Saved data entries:
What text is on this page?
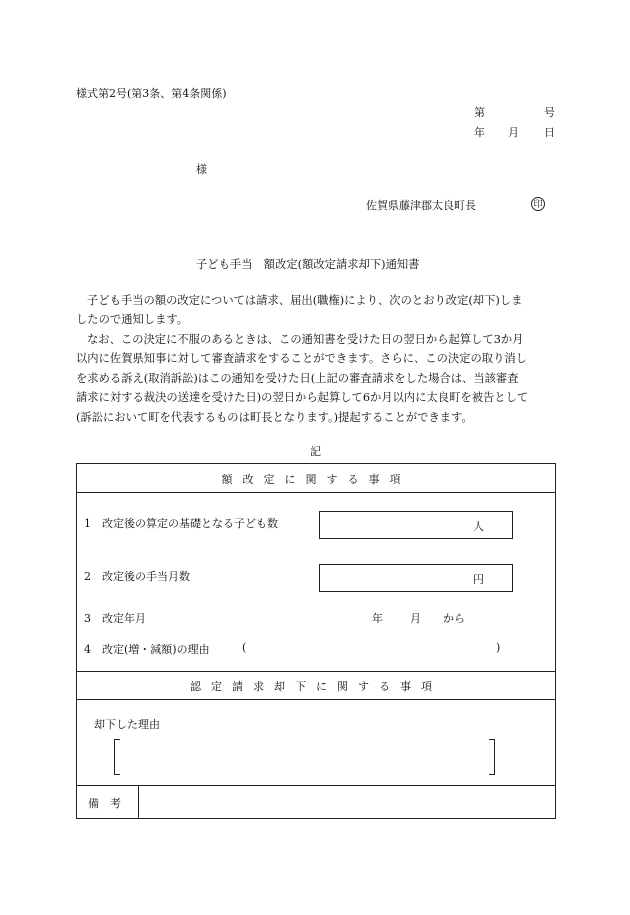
様式第2号(第3条、第4条関係)
第	号
年 月 日
様
佐賀県藤津郡太良町長	印
子ども手当　額改定(額改定請求却下)通知書
子ども手当の額の改定については請求、届出(職権)により、次のとおり改定(却下)しま
したので通知します。
なお、この決定に不服のあるときは、この通知書を受けた日の翌日から起算して3か月
以内に佐賀県知事に対して審査請求をすることができます。さらに、この決定の取り消し
を求める訴え(取消訴訟)はこの通知を受けた日(上記の審査請求をした場合は、当該審査
請求に対する裁決の送達を受けた日)の翌日から起算して6か月以内に太良町を被告として
(訴訟において町を代表するものは町長となります。)提起することができます。
記
額改定に関する事項
1　改定後の算定の基礎となる子ども数	人
2　改定後の手当月数	円
3　改定年月	年 月 から
4　改定(増・減額)の理由	(	)
認定請求却下に関する事項
却下した理由
備　考
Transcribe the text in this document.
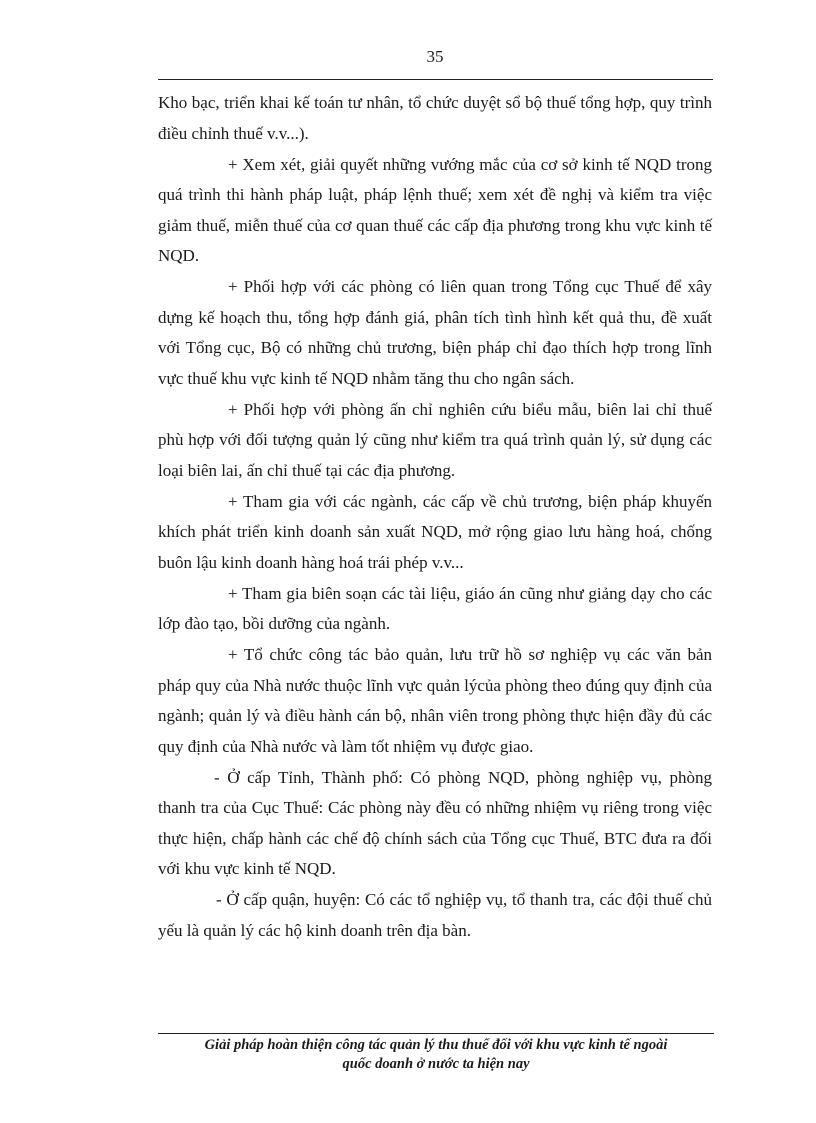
35

Kho bạc, triển khai kế toán tư nhân, tổ chức duyệt sổ bộ thuế tổng hợp, quy trình điều chỉnh thuế v.v...).

+ Xem xét, giải quyết những vướng mắc của cơ sở kinh tế NQD trong quá trình thi hành pháp luật, pháp lệnh thuế; xem xét đề nghị và kiểm tra việc giảm thuế, miễn thuế của cơ quan thuế các cấp địa phương trong khu vực kinh tế NQD.

+ Phối hợp với các phòng có liên quan trong Tổng cục Thuế để xây dựng kế hoạch thu, tổng hợp đánh giá, phân tích tình hình kết quả thu, đề xuất với Tổng cục, Bộ có những chủ trương, biện pháp chỉ đạo thích hợp trong lĩnh vực thuế khu vực kinh tế NQD nhằm tăng thu cho ngân sách.

+ Phối hợp với phòng ấn chỉ nghiên cứu biểu mẫu, biên lai chỉ thuế phù hợp với đối tượng quản lý cũng như kiểm tra quá trình quản lý, sử dụng các loại biên lai, ấn chỉ thuế tại các địa phương.

+ Tham gia với các ngành, các cấp về chủ trương, biện pháp khuyến khích phát triển kinh doanh sản xuất NQD, mở rộng giao lưu hàng hoá, chống buôn lậu kinh doanh hàng hoá trái phép v.v...

+ Tham gia biên soạn các tài liệu, giáo án cũng như giảng dạy cho các lớp đào tạo, bồi dưỡng của ngành.

+ Tổ chức công tác bảo quản, lưu trữ hồ sơ nghiệp vụ các văn bản pháp quy của Nhà nước thuộc lĩnh vực quản lýcủa phòng theo đúng quy định của ngành; quản lý và điều hành cán bộ, nhân viên trong phòng thực hiện đầy đủ các quy định của Nhà nước và làm tốt nhiệm vụ được giao.

- Ở cấp Tỉnh, Thành phố: Có phòng NQD, phòng nghiệp vụ, phòng thanh tra của Cục Thuế: Các phòng này đều có những nhiệm vụ riêng trong việc thực hiện, chấp hành các chế độ chính sách của Tổng cục Thuế, BTC đưa ra đối với khu vực kinh tế NQD.

- Ở cấp quận, huyện: Có các tổ nghiệp vụ, tổ thanh tra, các đội thuế chủ yếu là quản lý các hộ kinh doanh trên địa bàn.

Giải pháp hoàn thiện công tác quản lý thu thuế đối với khu vực kinh tế ngoài
quốc doanh ở nước ta hiện nay
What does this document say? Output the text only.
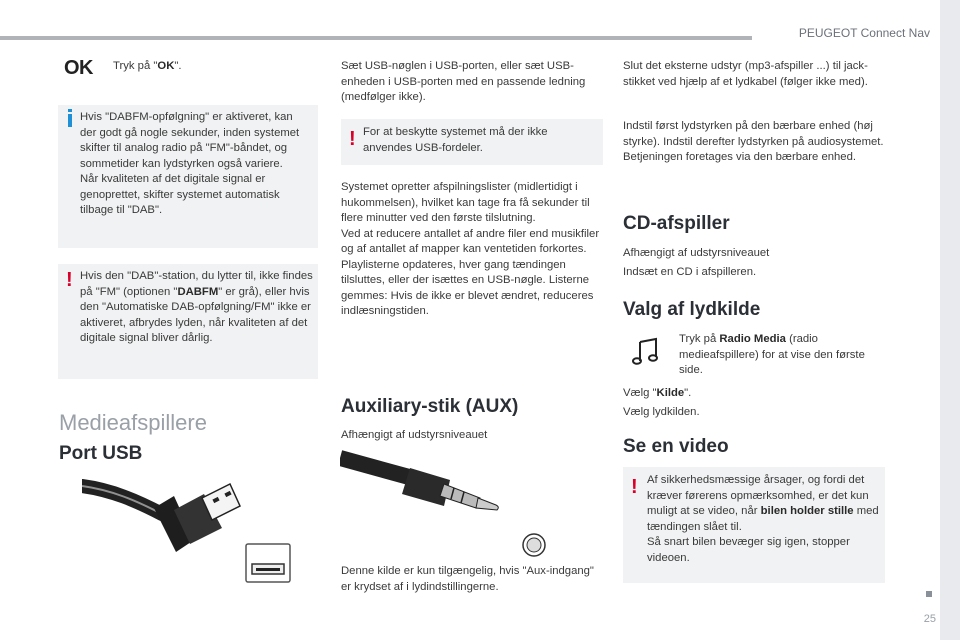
PEUGEOT Connect Nav
25
OK Tryk på "OK".

Hvis "DABFM-opfølgning" er aktiveret, kan der godt gå nogle sekunder, inden systemet skifter til analog radio på "FM"-båndet, og sommetider kan lydstyrken også variere.
Når kvaliteten af det digitale signal er genoprettet, skifter systemet automatisk tilbage til "DAB".

! Hvis den "DAB"-station, du lytter til, ikke findes på "FM" (optionen "DABFM" er grå), eller hvis den "Automatiske DAB-opfølgning/FM" ikke er aktiveret, afbrydes lyden, når kvaliteten af det digitale signal bliver dårlig.

Medieafspillere
Port USB

Sæt USB-nøglen i USB-porten, eller sæt USB-enheden i USB-porten med en passende ledning (medfølger ikke).

! For at beskytte systemet må der ikke anvendes USB-fordeler.

Systemet opretter afspilningslister (midlertidigt i hukommelsen), hvilket kan tage fra få sekunder til flere minutter ved den første tilslutning.
Ved at reducere antallet af andre filer end musikfiler og af antallet af mapper kan ventetiden forkortes.
Playlisterne opdateres, hver gang tændingen tilsluttes, eller der isættes en USB-nøgle. Listerne gemmes: Hvis de ikke er blevet ændret, reduceres indlæsningstiden.

Auxiliary-stik (AUX)

Afhængigt af udstyrsniveauet

Denne kilde er kun tilgængelig, hvis "Aux-indgang" er krydset af i lydindstillingerne.

Slut det eksterne udstyr (mp3-afspiller ...) til jack-stikket ved hjælp af et lydkabel (følger ikke med).

Indstil først lydstyrken på den bærbare enhed (høj styrke). Indstil derefter lydstyrken på audiosystemet.
Betjeningen foretages via den bærbare enhed.

CD-afspiller

Afhængigt af udstyrsniveauet

Indsæt en CD i afspilleren.

Valg af lydkilde

Tryk på Radio Media (radio medieafspillere) for at vise den første side.

Vælg "Kilde".

Vælg lydkilden.

Se en video
! Af sikkerhedsmæssige årsager, og fordi det kræver førerens opmærksomhed, er det kun muligt at se video, når bilen holder stille med tændingen slået til.
Så snart bilen bevæger sig igen, stopper videoen.
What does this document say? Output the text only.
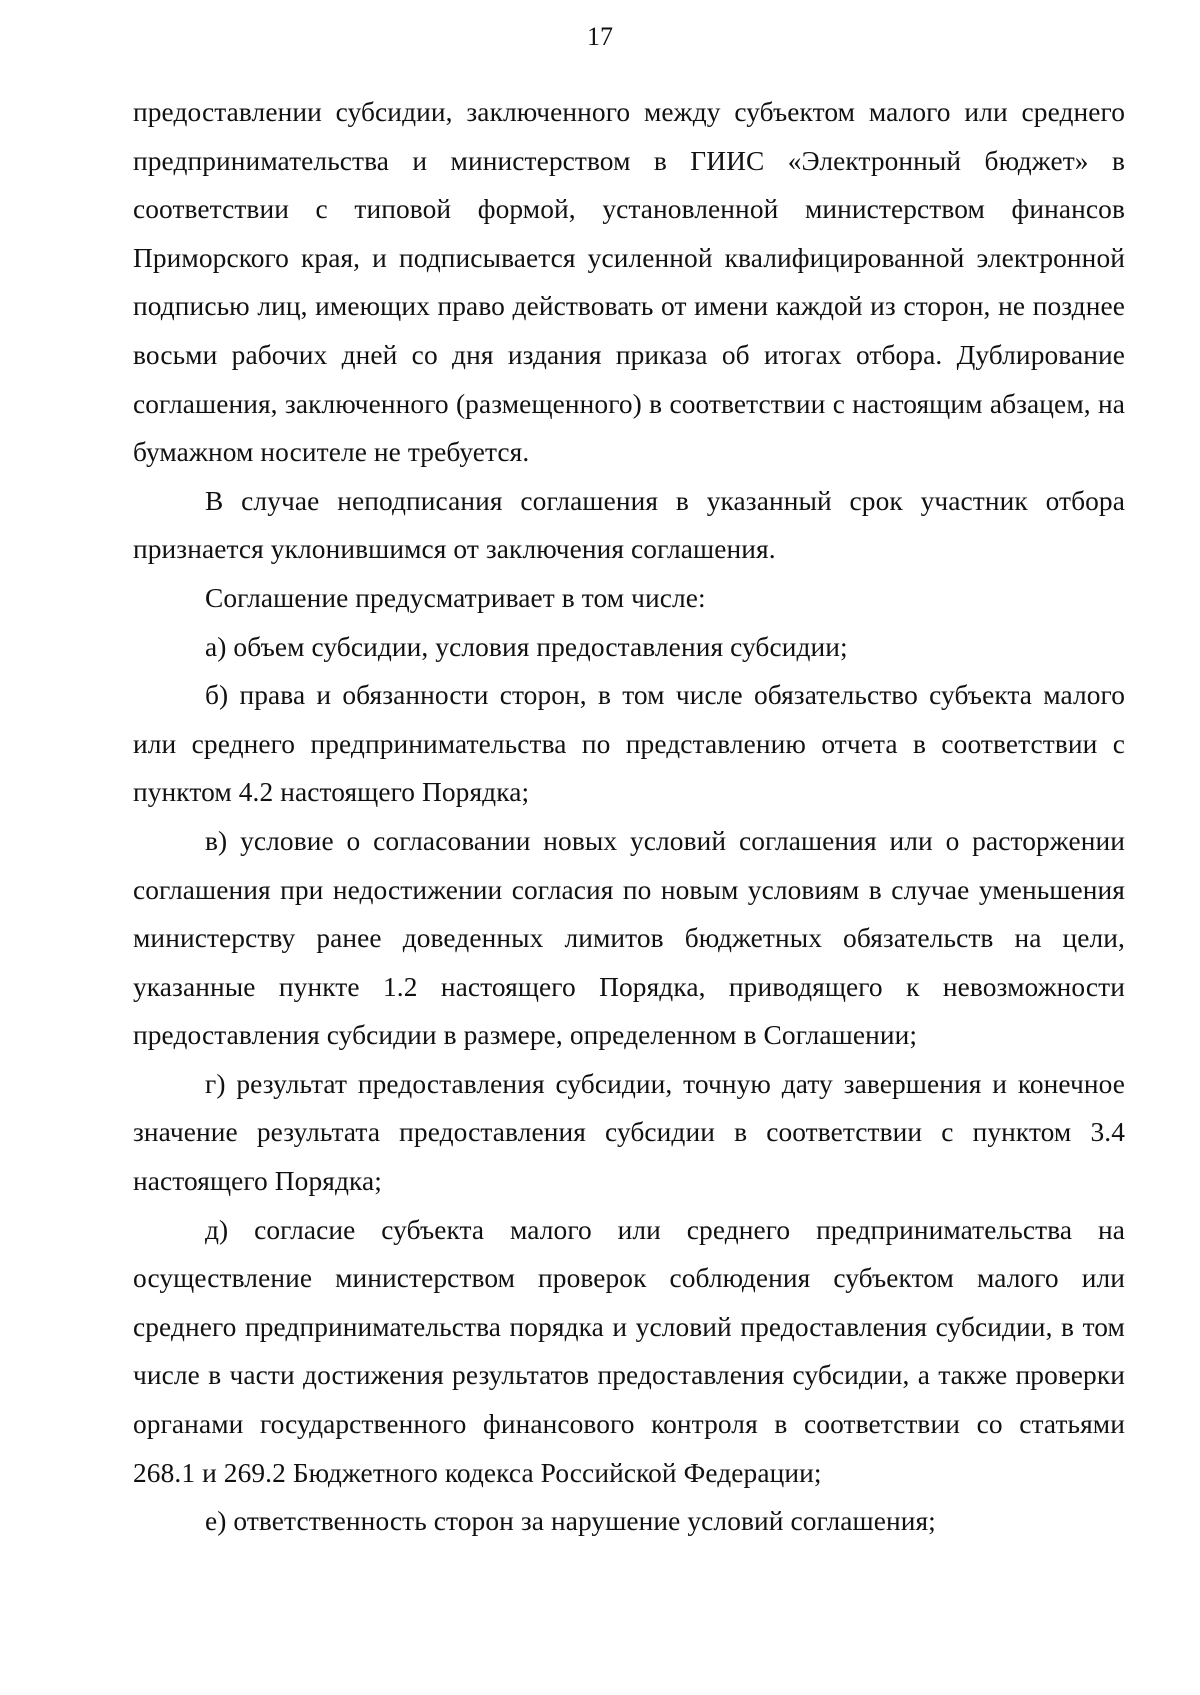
17

предоставлении субсидии, заключенного между субъектом малого или среднего предпринимательства и министерством в ГИИС «Электронный бюджет» в соответствии с типовой формой, установленной министерством финансов Приморского края, и подписывается усиленной квалифицированной электронной подписью лиц, имеющих право действовать от имени каждой из сторон, не позднее восьми рабочих дней со дня издания приказа об итогах отбора. Дублирование соглашения, заключенного (размещенного) в соответствии с настоящим абзацем, на бумажном носителе не требуется.

В случае неподписания соглашения в указанный срок участник отбора признается уклонившимся от заключения соглашения.

Соглашение предусматривает в том числе:

а) объем субсидии, условия предоставления субсидии;

б) права и обязанности сторон, в том числе обязательство субъекта малого или среднего предпринимательства по представлению отчета в соответствии с пунктом 4.2 настоящего Порядка;

в) условие о согласовании новых условий соглашения или о расторжении соглашения при недостижении согласия по новым условиям в случае уменьшения министерству ранее доведенных лимитов бюджетных обязательств на цели, указанные пункте 1.2 настоящего Порядка, приводящего к невозможности предоставления субсидии в размере, определенном в Соглашении;

г) результат предоставления субсидии, точную дату завершения и конечное значение результата предоставления субсидии в соответствии с пунктом 3.4 настоящего Порядка;

д) согласие субъекта малого или среднего предпринимательства на осуществление министерством проверок соблюдения субъектом малого или среднего предпринимательства порядка и условий предоставления субсидии, в том числе в части достижения результатов предоставления субсидии, а также проверки органами государственного финансового контроля в соответствии со статьями 268.1 и 269.2 Бюджетного кодекса Российской Федерации;

е) ответственность сторон за нарушение условий соглашения;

■ Description of the task: Each entry should be repeated exactly as it appears; the pictures stay out.

■ Right answer:
What text is on this page?
様式第2号(第3条、第4条関係)
第	号
年 月 日
様
佐賀県藤津郡太良町長	印
子ども手当　額改定(額改定請求却下)通知書
子ども手当の額の改定については請求、届出(職権)により、次のとおり改定(却下)しま
したので通知します。
なお、この決定に不服のあるときは、この通知書を受けた日の翌日から起算して3か月
以内に佐賀県知事に対して審査請求をすることができます。さらに、この決定の取り消し
を求める訴え(取消訴訟)はこの通知を受けた日(上記の審査請求をした場合は、当該審査
請求に対する裁決の送達を受けた日)の翌日から起算して6か月以内に太良町を被告として
(訴訟において町を代表するものは町長となります。)提起することができます。
記
額改定に関する事項
1　改定後の算定の基礎となる子ども数	人
2　改定後の手当月数	円
3　改定年月	年 月 から
4　改定(増・減額)の理由	(	)
認定請求却下に関する事項
却下した理由
備　考
Transcribe the text in this document.
35

Kho bạc, triển khai kế toán tư nhân, tổ chức duyệt sổ bộ thuế tổng hợp, quy trình điều chỉnh thuế v.v...).

+ Xem xét, giải quyết những vướng mắc của cơ sở kinh tế NQD trong quá trình thi hành pháp luật, pháp lệnh thuế; xem xét đề nghị và kiểm tra việc giảm thuế, miễn thuế của cơ quan thuế các cấp địa phương trong khu vực kinh tế NQD.

+ Phối hợp với các phòng có liên quan trong Tổng cục Thuế để xây dựng kế hoạch thu, tổng hợp đánh giá, phân tích tình hình kết quả thu, đề xuất với Tổng cục, Bộ có những chủ trương, biện pháp chỉ đạo thích hợp trong lĩnh vực thuế khu vực kinh tế NQD nhằm tăng thu cho ngân sách.

+ Phối hợp với phòng ấn chỉ nghiên cứu biểu mẫu, biên lai chỉ thuế phù hợp với đối tượng quản lý cũng như kiểm tra quá trình quản lý, sử dụng các loại biên lai, ấn chỉ thuế tại các địa phương.

+ Tham gia với các ngành, các cấp về chủ trương, biện pháp khuyến khích phát triển kinh doanh sản xuất NQD, mở rộng giao lưu hàng hoá, chống buôn lậu kinh doanh hàng hoá trái phép v.v...

+ Tham gia biên soạn các tài liệu, giáo án cũng như giảng dạy cho các lớp đào tạo, bồi dưỡng của ngành.

+ Tổ chức công tác bảo quản, lưu trữ hồ sơ nghiệp vụ các văn bản pháp quy của Nhà nước thuộc lĩnh vực quản lýcủa phòng theo đúng quy định của ngành; quản lý và điều hành cán bộ, nhân viên trong phòng thực hiện đầy đủ các quy định của Nhà nước và làm tốt nhiệm vụ được giao.

- Ở cấp Tỉnh, Thành phố: Có phòng NQD, phòng nghiệp vụ, phòng thanh tra của Cục Thuế: Các phòng này đều có những nhiệm vụ riêng trong việc thực hiện, chấp hành các chế độ chính sách của Tổng cục Thuế, BTC đưa ra đối với khu vực kinh tế NQD.

- Ở cấp quận, huyện: Có các tổ nghiệp vụ, tổ thanh tra, các đội thuế chủ yếu là quản lý các hộ kinh doanh trên địa bàn.

Giải pháp hoàn thiện công tác quản lý thu thuế đối với khu vực kinh tế ngoài
quốc doanh ở nước ta hiện nay
What does this document say? Output the text only.
PEUGEOT Connect Nav
25
OK Tryk på "OK".

Hvis "DABFM-opfølgning" er aktiveret, kan der godt gå nogle sekunder, inden systemet skifter til analog radio på "FM"-båndet, og sommetider kan lydstyrken også variere.
Når kvaliteten af det digitale signal er genoprettet, skifter systemet automatisk tilbage til "DAB".

! Hvis den "DAB"-station, du lytter til, ikke findes på "FM" (optionen "DABFM" er grå), eller hvis den "Automatiske DAB-opfølgning/FM" ikke er aktiveret, afbrydes lyden, når kvaliteten af det digitale signal bliver dårlig.

Medieafspillere
Port USB

Sæt USB-nøglen i USB-porten, eller sæt USB-enheden i USB-porten med en passende ledning (medfølger ikke).

! For at beskytte systemet må der ikke anvendes USB-fordeler.

Systemet opretter afspilningslister (midlertidigt i hukommelsen), hvilket kan tage fra få sekunder til flere minutter ved den første tilslutning.
Ved at reducere antallet af andre filer end musikfiler og af antallet af mapper kan ventetiden forkortes.
Playlisterne opdateres, hver gang tændingen tilsluttes, eller der isættes en USB-nøgle. Listerne gemmes: Hvis de ikke er blevet ændret, reduceres indlæsningstiden.

Auxiliary-stik (AUX)

Afhængigt af udstyrsniveauet

Denne kilde er kun tilgængelig, hvis "Aux-indgang" er krydset af i lydindstillingerne.

Slut det eksterne udstyr (mp3-afspiller ...) til jack-stikket ved hjælp af et lydkabel (følger ikke med).

Indstil først lydstyrken på den bærbare enhed (høj styrke). Indstil derefter lydstyrken på audiosystemet.
Betjeningen foretages via den bærbare enhed.

CD-afspiller

Afhængigt af udstyrsniveauet

Indsæt en CD i afspilleren.

Valg af lydkilde

Tryk på Radio Media (radio medieafspillere) for at vise den første side.

Vælg "Kilde".

Vælg lydkilden.

Se en video
! Af sikkerhedsmæssige årsager, og fordi det kræver førerens opmærksomhed, er det kun muligt at se video, når bilen holder stille med tændingen slået til.
Så snart bilen bevæger sig igen, stopper videoen.
What does this document say? Output the text only.
17

предоставлении субсидии, заключенного между субъектом малого или среднего предпринимательства и министерством в ГИИС «Электронный бюджет» в соответствии с типовой формой, установленной министерством финансов Приморского края, и подписывается усиленной квалифицированной электронной подписью лиц, имеющих право действовать от имени каждой из сторон, не позднее восьми рабочих дней со дня издания приказа об итогах отбора. Дублирование соглашения, заключенного (размещенного) в соответствии с настоящим абзацем, на бумажном носителе не требуется.

В случае неподписания соглашения в указанный срок участник отбора признается уклонившимся от заключения соглашения.

Соглашение предусматривает в том числе:

а) объем субсидии, условия предоставления субсидии;

б) права и обязанности сторон, в том числе обязательство субъекта малого или среднего предпринимательства по представлению отчета в соответствии с пунктом 4.2 настоящего Порядка;

в) условие о согласовании новых условий соглашения или о расторжении соглашения при недостижении согласия по новым условиям в случае уменьшения министерству ранее доведенных лимитов бюджетных обязательств на цели, указанные пункте 1.2 настоящего Порядка, приводящего к невозможности предоставления субсидии в размере, определенном в Соглашении;

г) результат предоставления субсидии, точную дату завершения и конечное значение результата предоставления субсидии в соответствии с пунктом 3.4 настоящего Порядка;

д) согласие субъекта малого или среднего предпринимательства на осуществление министерством проверок соблюдения субъектом малого или среднего предпринимательства порядка и условий предоставления субсидии, в том числе в части достижения результатов предоставления субсидии, а также проверки органами государственного финансового контроля в соответствии со статьями 268.1 и 269.2 Бюджетного кодекса Российской Федерации;

е) ответственность сторон за нарушение условий соглашения;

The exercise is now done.